*WHAT YOU ARE ASKED TO DO*
Write the entries below out again exactly; any picture in them stays out.

## start

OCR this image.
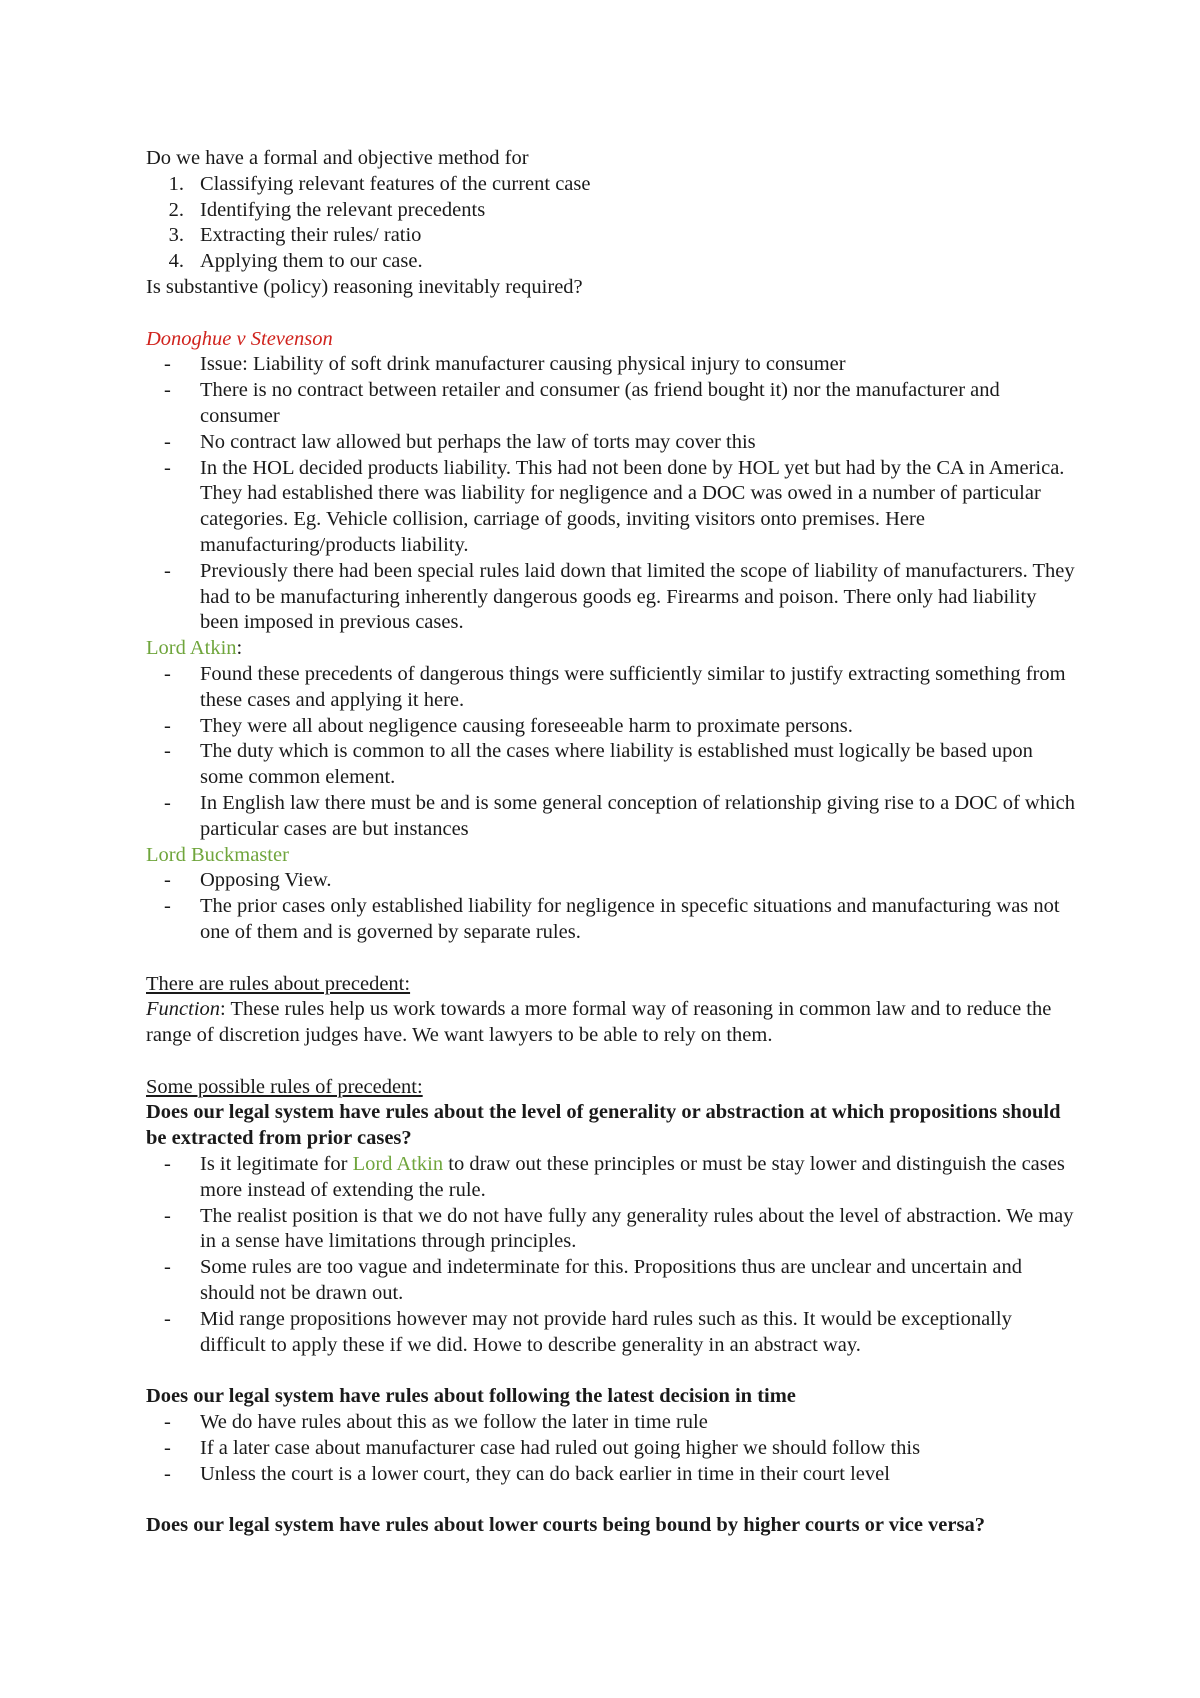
Do we have a formal and objective method for

1. Classifying relevant features of the current case
2. Identifying the relevant precedents
3. Extracting their rules/ ratio
4. Applying them to our case.

Is substantive (policy) reasoning inevitably required?

Donoghue v Stevenson

- Issue: Liability of soft drink manufacturer causing physical injury to consumer
- There is no contract between retailer and consumer (as friend bought it) nor the manufacturer and consumer
- No contract law allowed but perhaps the law of torts may cover this
- In the HOL decided products liability. This had not been done by HOL yet but had by the CA in America. They had established there was liability for negligence and a DOC was owed in a number of particular categories. Eg. Vehicle collision, carriage of goods, inviting visitors onto premises. Here manufacturing/products liability.
- Previously there had been special rules laid down that limited the scope of liability of manufacturers. They had to be manufacturing inherently dangerous goods eg. Firearms and poison. There only had liability been imposed in previous cases.

Lord Atkin:

- Found these precedents of dangerous things were sufficiently similar to justify extracting something from these cases and applying it here.
- They were all about negligence causing foreseeable harm to proximate persons.
- The duty which is common to all the cases where liability is established must logically be based upon some common element.
- In English law there must be and is some general conception of relationship giving rise to a DOC of which particular cases are but instances

Lord Buckmaster

- Opposing View.
- The prior cases only established liability for negligence in specefic situations and manufacturing was not one of them and is governed by separate rules.

There are rules about precedent:

Function: These rules help us work towards a more formal way of reasoning in common law and to reduce the range of discretion judges have. We want lawyers to be able to rely on them.

Some possible rules of precedent:

Does our legal system have rules about the level of generality or abstraction at which propositions should be extracted from prior cases?

- Is it legitimate for Lord Atkin to draw out these principles or must be stay lower and distinguish the cases more instead of extending the rule.
- The realist position is that we do not have fully any generality rules about the level of abstraction. We may in a sense have limitations through principles.
- Some rules are too vague and indeterminate for this. Propositions thus are unclear and uncertain and should not be drawn out.
- Mid range propositions however may not provide hard rules such as this. It would be exceptionally difficult to apply these if we did. Howe to describe generality in an abstract way.

Does our legal system have rules about following the latest decision in time

- We do have rules about this as we follow the later in time rule
- If a later case about manufacturer case had ruled out going higher we should follow this
- Unless the court is a lower court, they can do back earlier in time in their court level

Does our legal system have rules about lower courts being bound by higher courts or vice versa?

## end

*RESPONSE*
OCR this image.
Do we have a formal and objective method for

1. Classifying relevant features of the current case
2. Identifying the relevant precedents
3. Extracting their rules/ ratio
4. Applying them to our case.

Is substantive (policy) reasoning inevitably required?

Donoghue v Stevenson

- Issue: Liability of soft drink manufacturer causing physical injury to consumer
- There is no contract between retailer and consumer (as friend bought it) nor the manufacturer and consumer
- No contract law allowed but perhaps the law of torts may cover this
- In the HOL decided products liability. This had not been done by HOL yet but had by the CA in America. They had established there was liability for negligence and a DOC was owed in a number of particular categories. Eg. Vehicle collision, carriage of goods, inviting visitors onto premises. Here manufacturing/products liability.
- Previously there had been special rules laid down that limited the scope of liability of manufacturers. They had to be manufacturing inherently dangerous goods eg. Firearms and poison. There only had liability been imposed in previous cases.

Lord Atkin:

- Found these precedents of dangerous things were sufficiently similar to justify extracting something from these cases and applying it here.
- They were all about negligence causing foreseeable harm to proximate persons.
- The duty which is common to all the cases where liability is established must logically be based upon some common element.
- In English law there must be and is some general conception of relationship giving rise to a DOC of which particular cases are but instances

Lord Buckmaster

- Opposing View.
- The prior cases only established liability for negligence in specefic situations and manufacturing was not one of them and is governed by separate rules.

There are rules about precedent:

Function: These rules help us work towards a more formal way of reasoning in common law and to reduce the range of discretion judges have. We want lawyers to be able to rely on them.

Some possible rules of precedent:

Does our legal system have rules about the level of generality or abstraction at which propositions should be extracted from prior cases?

- Is it legitimate for Lord Atkin to draw out these principles or must be stay lower and distinguish the cases more instead of extending the rule.
- The realist position is that we do not have fully any generality rules about the level of abstraction. We may in a sense have limitations through principles.
- Some rules are too vague and indeterminate for this. Propositions thus are unclear and uncertain and should not be drawn out.
- Mid range propositions however may not provide hard rules such as this. It would be exceptionally difficult to apply these if we did. Howe to describe generality in an abstract way.

Does our legal system have rules about following the latest decision in time

- We do have rules about this as we follow the later in time rule
- If a later case about manufacturer case had ruled out going higher we should follow this
- Unless the court is a lower court, they can do back earlier in time in their court level

Does our legal system have rules about lower courts being bound by higher courts or vice versa?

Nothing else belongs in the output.